Would you quote every entry exactly, dropping only the pictures?

>> Start LISTED ENTRIES

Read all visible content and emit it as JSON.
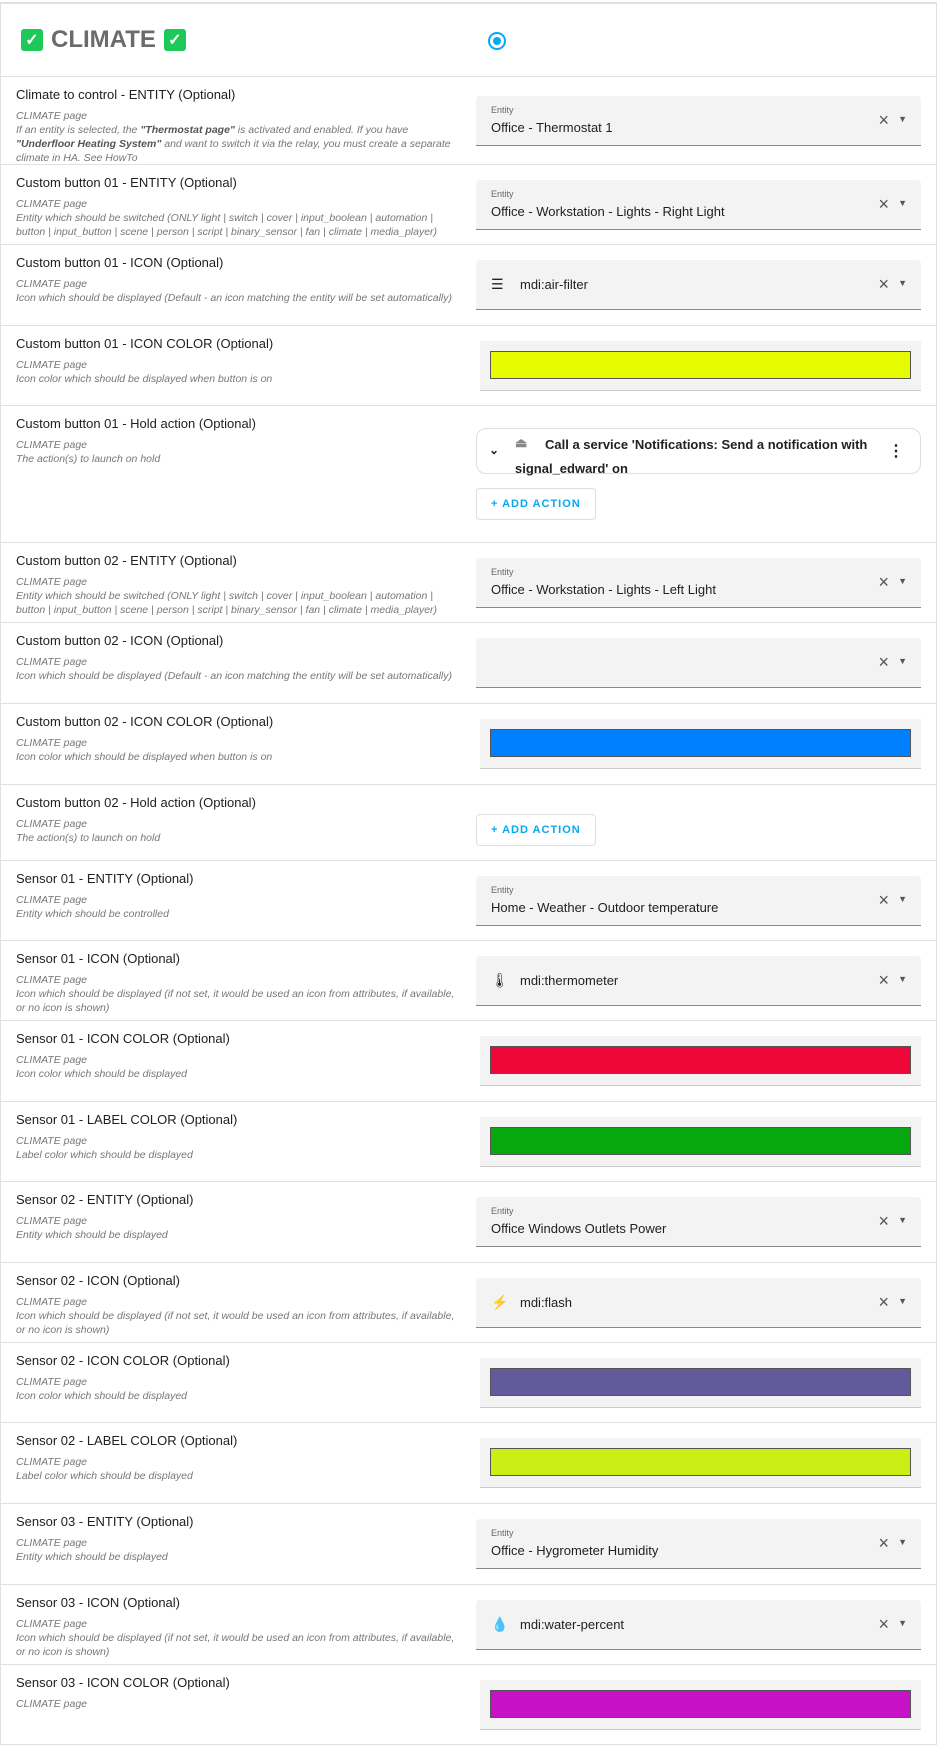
{
  "header": {
    "title": "CLIMATE",
    "check_icon": "check-box-icon",
    "radio_selected": true
  },
  "colors": {
    "accent": "#03a9f4",
    "check": "#1ec95a"
  },
  "rows": [
    {
      "type": "entity",
      "title": "Climate to control - ENTITY (Optional)",
      "subtitle": "CLIMATE page",
      "desc_html": "If an entity is selected, the <b>\"Thermostat page\"</b> is activated and enabled. If you have <b>\"Underfloor Heating System\"</b> and want to switch it via the relay, you must create a separate climate in HA. See HowTo",
      "label": "Entity",
      "value": "Office - Thermostat 1"
    },
    {
      "type": "entity",
      "title": "Custom button 01 - ENTITY (Optional)",
      "subtitle": "CLIMATE page",
      "desc": "Entity which should be switched (ONLY light | switch | cover | input_boolean | automation | button | input_button | scene | person | script | binary_sensor | fan | climate | media_player)",
      "label": "Entity",
      "value": "Office - Workstation - Lights - Right Light"
    },
    {
      "type": "icon",
      "title": "Custom button 01 - ICON (Optional)",
      "subtitle": "CLIMATE page",
      "desc": "Icon which should be displayed (Default - an icon matching the entity will be set automatically)",
      "icon": "air-filter-icon",
      "glyph": "☰",
      "value": "mdi:air-filter"
    },
    {
      "type": "color",
      "title": "Custom button 01 - ICON COLOR (Optional)",
      "subtitle": "CLIMATE page",
      "desc": "Icon color which should be displayed when button is on",
      "color": "#e8fc00"
    },
    {
      "type": "action",
      "title": "Custom button 01 - Hold action (Optional)",
      "subtitle": "CLIMATE page",
      "desc": "The action(s) to launch on hold",
      "action": "Call a service 'Notifications: Send a notification with signal_edward' on",
      "add": "ADD ACTION"
    },
    {
      "type": "entity",
      "title": "Custom button 02 - ENTITY (Optional)",
      "subtitle": "CLIMATE page",
      "desc": "Entity which should be switched (ONLY light | switch | cover | input_boolean | automation | button | input_button | scene | person | script | binary_sensor | fan | climate | media_player)",
      "label": "Entity",
      "value": "Office - Workstation - Lights - Left Light"
    },
    {
      "type": "icon",
      "title": "Custom button 02 - ICON (Optional)",
      "subtitle": "CLIMATE page",
      "desc": "Icon which should be displayed (Default - an icon matching the entity will be set automatically)",
      "value": ""
    },
    {
      "type": "color",
      "title": "Custom button 02 - ICON COLOR (Optional)",
      "subtitle": "CLIMATE page",
      "desc": "Icon color which should be displayed when button is on",
      "color": "#0080ff"
    },
    {
      "type": "addonly",
      "title": "Custom button 02 - Hold action (Optional)",
      "subtitle": "CLIMATE page",
      "desc": "The action(s) to launch on hold",
      "add": "ADD ACTION"
    },
    {
      "type": "entity",
      "title": "Sensor 01 - ENTITY (Optional)",
      "subtitle": "CLIMATE page",
      "desc": "Entity which should be controlled",
      "label": "Entity",
      "value": "Home - Weather - Outdoor temperature"
    },
    {
      "type": "icon",
      "title": "Sensor 01 - ICON (Optional)",
      "subtitle": "CLIMATE page",
      "desc": "Icon which should be displayed (if not set, it would be used an icon from attributes, if available, or no icon is shown)",
      "icon": "thermometer-icon",
      "glyph": "🌡",
      "value": "mdi:thermometer"
    },
    {
      "type": "color",
      "title": "Sensor 01 - ICON COLOR (Optional)",
      "subtitle": "CLIMATE page",
      "desc": "Icon color which should be displayed",
      "color": "#ee0738"
    },
    {
      "type": "color",
      "title": "Sensor 01 - LABEL COLOR (Optional)",
      "subtitle": "CLIMATE page",
      "desc": "Label color which should be displayed",
      "color": "#07a70e"
    },
    {
      "type": "entity",
      "title": "Sensor 02 - ENTITY (Optional)",
      "subtitle": "CLIMATE page",
      "desc": "Entity which should be displayed",
      "label": "Entity",
      "value": "Office Windows Outlets Power"
    },
    {
      "type": "icon",
      "title": "Sensor 02 - ICON (Optional)",
      "subtitle": "CLIMATE page",
      "desc": "Icon which should be displayed (if not set, it would be used an icon from attributes, if available, or no icon is shown)",
      "icon": "flash-icon",
      "glyph": "⚡",
      "value": "mdi:flash"
    },
    {
      "type": "color",
      "title": "Sensor 02 - ICON COLOR (Optional)",
      "subtitle": "CLIMATE page",
      "desc": "Icon color which should be displayed",
      "color": "#635a9c"
    },
    {
      "type": "color",
      "title": "Sensor 02 - LABEL COLOR (Optional)",
      "subtitle": "CLIMATE page",
      "desc": "Label color which should be displayed",
      "color": "#cbee14"
    },
    {
      "type": "entity",
      "title": "Sensor 03 - ENTITY (Optional)",
      "subtitle": "CLIMATE page",
      "desc": "Entity which should be displayed",
      "label": "Entity",
      "value": "Office - Hygrometer Humidity"
    },
    {
      "type": "icon",
      "title": "Sensor 03 - ICON (Optional)",
      "subtitle": "CLIMATE page",
      "desc": "Icon which should be displayed (if not set, it would be used an icon from attributes, if available, or no icon is shown)",
      "icon": "water-percent-icon",
      "glyph": "💧",
      "value": "mdi:water-percent"
    },
    {
      "type": "color",
      "title": "Sensor 03 - ICON COLOR (Optional)",
      "subtitle": "CLIMATE page",
      "desc": "",
      "color": "#c711c7"
    }
  ]
}
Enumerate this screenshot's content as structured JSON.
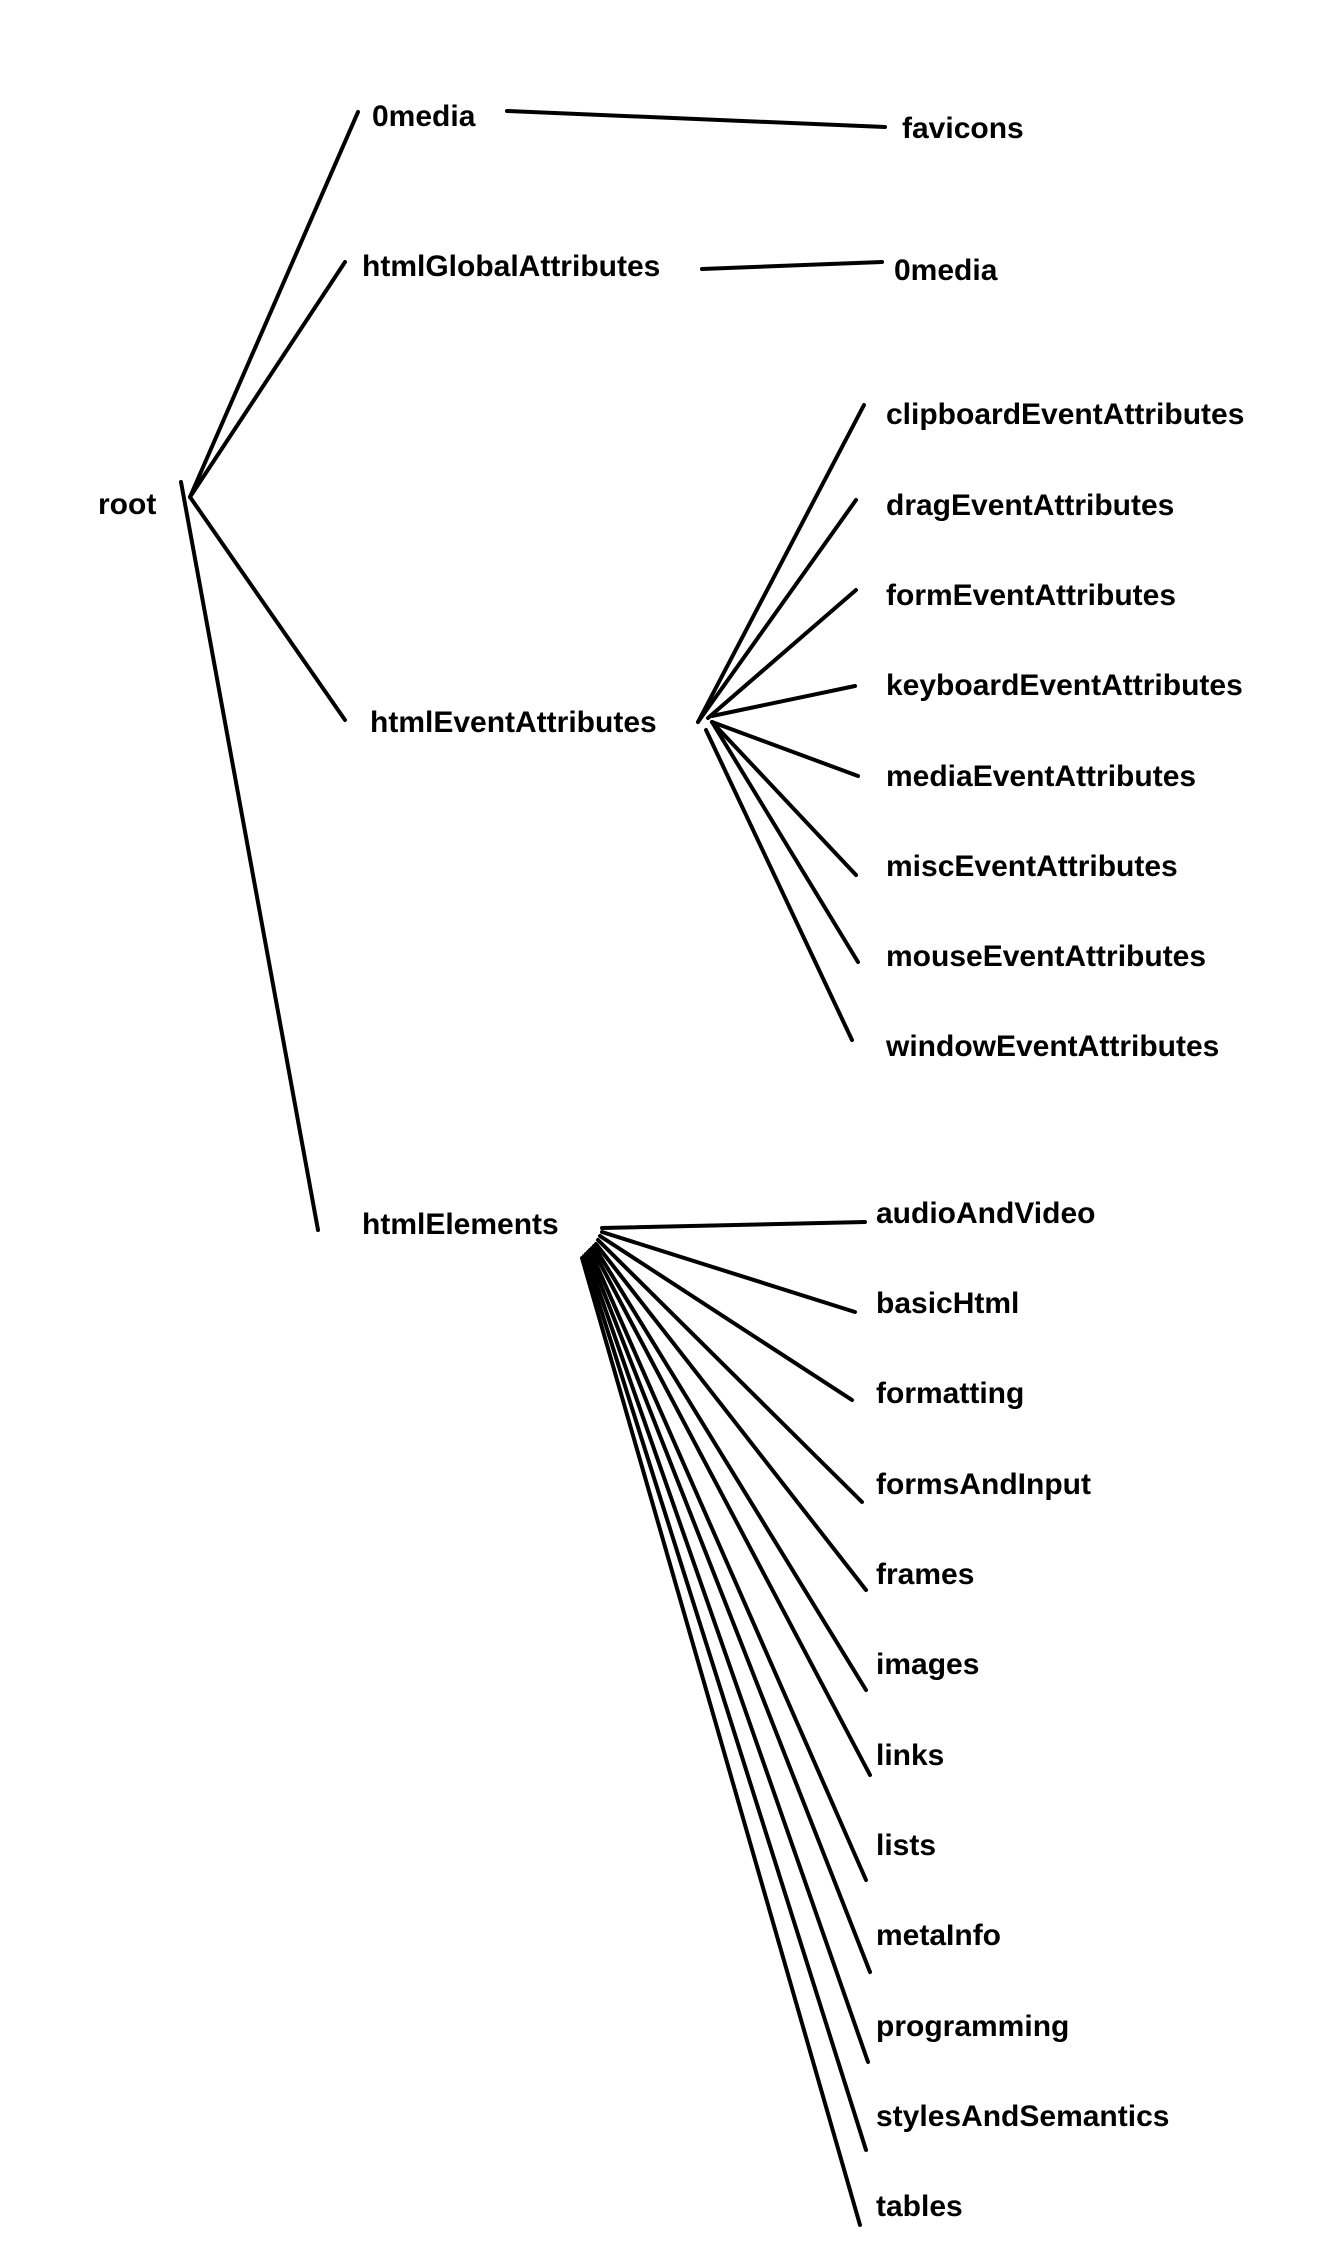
{
  "diagram": {
    "type": "tree",
    "colors": {
      "background": "#ffffff",
      "line": "#000000",
      "text": "#000000"
    },
    "root": {
      "label": "root",
      "children": [
        {
          "label": "0media",
          "children": [
            {
              "label": "favicons"
            }
          ]
        },
        {
          "label": "htmlGlobalAttributes",
          "children": [
            {
              "label": "0media"
            }
          ]
        },
        {
          "label": "htmlEventAttributes",
          "children": [
            {
              "label": "clipboardEventAttributes"
            },
            {
              "label": "dragEventAttributes"
            },
            {
              "label": "formEventAttributes"
            },
            {
              "label": "keyboardEventAttributes"
            },
            {
              "label": "mediaEventAttributes"
            },
            {
              "label": "miscEventAttributes"
            },
            {
              "label": "mouseEventAttributes"
            },
            {
              "label": "windowEventAttributes"
            }
          ]
        },
        {
          "label": "htmlElements",
          "children": [
            {
              "label": "audioAndVideo"
            },
            {
              "label": "basicHtml"
            },
            {
              "label": "formatting"
            },
            {
              "label": "formsAndInput"
            },
            {
              "label": "frames"
            },
            {
              "label": "images"
            },
            {
              "label": "links"
            },
            {
              "label": "lists"
            },
            {
              "label": "metaInfo"
            },
            {
              "label": "programming"
            },
            {
              "label": "stylesAndSemantics"
            },
            {
              "label": "tables"
            }
          ]
        }
      ]
    }
  }
}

>> End LISTED ENTRIES

> COMPLETE RESPONSE:
Read all visible content and emit it as JSON.
{
  "header": {
    "title": "CLIMATE",
    "check_icon": "check-box-icon",
    "radio_selected": true
  },
  "colors": {
    "accent": "#03a9f4",
    "check": "#1ec95a"
  },
  "rows": [
    {
      "type": "entity",
      "title": "Climate to control - ENTITY (Optional)",
      "subtitle": "CLIMATE page",
      "desc_html": "If an entity is selected, the <b>\"Thermostat page\"</b> is activated and enabled. If you have <b>\"Underfloor Heating System\"</b> and want to switch it via the relay, you must create a separate climate in HA. See HowTo",
      "label": "Entity",
      "value": "Office - Thermostat 1"
    },
    {
      "type": "entity",
      "title": "Custom button 01 - ENTITY (Optional)",
      "subtitle": "CLIMATE page",
      "desc": "Entity which should be switched (ONLY light | switch | cover | input_boolean | automation | button | input_button | scene | person | script | binary_sensor | fan | climate | media_player)",
      "label": "Entity",
      "value": "Office - Workstation - Lights - Right Light"
    },
    {
      "type": "icon",
      "title": "Custom button 01 - ICON (Optional)",
      "subtitle": "CLIMATE page",
      "desc": "Icon which should be displayed (Default - an icon matching the entity will be set automatically)",
      "icon": "air-filter-icon",
      "glyph": "☰",
      "value": "mdi:air-filter"
    },
    {
      "type": "color",
      "title": "Custom button 01 - ICON COLOR (Optional)",
      "subtitle": "CLIMATE page",
      "desc": "Icon color which should be displayed when button is on",
      "color": "#e8fc00"
    },
    {
      "type": "action",
      "title": "Custom button 01 - Hold action (Optional)",
      "subtitle": "CLIMATE page",
      "desc": "The action(s) to launch on hold",
      "action": "Call a service 'Notifications: Send a notification with signal_edward' on",
      "add": "ADD ACTION"
    },
    {
      "type": "entity",
      "title": "Custom button 02 - ENTITY (Optional)",
      "subtitle": "CLIMATE page",
      "desc": "Entity which should be switched (ONLY light | switch | cover | input_boolean | automation | button | input_button | scene | person | script | binary_sensor | fan | climate | media_player)",
      "label": "Entity",
      "value": "Office - Workstation - Lights - Left Light"
    },
    {
      "type": "icon",
      "title": "Custom button 02 - ICON (Optional)",
      "subtitle": "CLIMATE page",
      "desc": "Icon which should be displayed (Default - an icon matching the entity will be set automatically)",
      "value": ""
    },
    {
      "type": "color",
      "title": "Custom button 02 - ICON COLOR (Optional)",
      "subtitle": "CLIMATE page",
      "desc": "Icon color which should be displayed when button is on",
      "color": "#0080ff"
    },
    {
      "type": "addonly",
      "title": "Custom button 02 - Hold action (Optional)",
      "subtitle": "CLIMATE page",
      "desc": "The action(s) to launch on hold",
      "add": "ADD ACTION"
    },
    {
      "type": "entity",
      "title": "Sensor 01 - ENTITY (Optional)",
      "subtitle": "CLIMATE page",
      "desc": "Entity which should be controlled",
      "label": "Entity",
      "value": "Home - Weather - Outdoor temperature"
    },
    {
      "type": "icon",
      "title": "Sensor 01 - ICON (Optional)",
      "subtitle": "CLIMATE page",
      "desc": "Icon which should be displayed (if not set, it would be used an icon from attributes, if available, or no icon is shown)",
      "icon": "thermometer-icon",
      "glyph": "🌡",
      "value": "mdi:thermometer"
    },
    {
      "type": "color",
      "title": "Sensor 01 - ICON COLOR (Optional)",
      "subtitle": "CLIMATE page",
      "desc": "Icon color which should be displayed",
      "color": "#ee0738"
    },
    {
      "type": "color",
      "title": "Sensor 01 - LABEL COLOR (Optional)",
      "subtitle": "CLIMATE page",
      "desc": "Label color which should be displayed",
      "color": "#07a70e"
    },
    {
      "type": "entity",
      "title": "Sensor 02 - ENTITY (Optional)",
      "subtitle": "CLIMATE page",
      "desc": "Entity which should be displayed",
      "label": "Entity",
      "value": "Office Windows Outlets Power"
    },
    {
      "type": "icon",
      "title": "Sensor 02 - ICON (Optional)",
      "subtitle": "CLIMATE page",
      "desc": "Icon which should be displayed (if not set, it would be used an icon from attributes, if available, or no icon is shown)",
      "icon": "flash-icon",
      "glyph": "⚡",
      "value": "mdi:flash"
    },
    {
      "type": "color",
      "title": "Sensor 02 - ICON COLOR (Optional)",
      "subtitle": "CLIMATE page",
      "desc": "Icon color which should be displayed",
      "color": "#635a9c"
    },
    {
      "type": "color",
      "title": "Sensor 02 - LABEL COLOR (Optional)",
      "subtitle": "CLIMATE page",
      "desc": "Label color which should be displayed",
      "color": "#cbee14"
    },
    {
      "type": "entity",
      "title": "Sensor 03 - ENTITY (Optional)",
      "subtitle": "CLIMATE page",
      "desc": "Entity which should be displayed",
      "label": "Entity",
      "value": "Office - Hygrometer Humidity"
    },
    {
      "type": "icon",
      "title": "Sensor 03 - ICON (Optional)",
      "subtitle": "CLIMATE page",
      "desc": "Icon which should be displayed (if not set, it would be used an icon from attributes, if available, or no icon is shown)",
      "icon": "water-percent-icon",
      "glyph": "💧",
      "value": "mdi:water-percent"
    },
    {
      "type": "color",
      "title": "Sensor 03 - ICON COLOR (Optional)",
      "subtitle": "CLIMATE page",
      "desc": "",
      "color": "#c711c7"
    }
  ]
}
Enumerate this screenshot's content as structured JSON.
{
  "diagram": {
    "type": "tree",
    "colors": {
      "background": "#ffffff",
      "line": "#000000",
      "text": "#000000"
    },
    "root": {
      "label": "root",
      "children": [
        {
          "label": "0media",
          "children": [
            {
              "label": "favicons"
            }
          ]
        },
        {
          "label": "htmlGlobalAttributes",
          "children": [
            {
              "label": "0media"
            }
          ]
        },
        {
          "label": "htmlEventAttributes",
          "children": [
            {
              "label": "clipboardEventAttributes"
            },
            {
              "label": "dragEventAttributes"
            },
            {
              "label": "formEventAttributes"
            },
            {
              "label": "keyboardEventAttributes"
            },
            {
              "label": "mediaEventAttributes"
            },
            {
              "label": "miscEventAttributes"
            },
            {
              "label": "mouseEventAttributes"
            },
            {
              "label": "windowEventAttributes"
            }
          ]
        },
        {
          "label": "htmlElements",
          "children": [
            {
              "label": "audioAndVideo"
            },
            {
              "label": "basicHtml"
            },
            {
              "label": "formatting"
            },
            {
              "label": "formsAndInput"
            },
            {
              "label": "frames"
            },
            {
              "label": "images"
            },
            {
              "label": "links"
            },
            {
              "label": "lists"
            },
            {
              "label": "metaInfo"
            },
            {
              "label": "programming"
            },
            {
              "label": "stylesAndSemantics"
            },
            {
              "label": "tables"
            }
          ]
        }
      ]
    }
  }
}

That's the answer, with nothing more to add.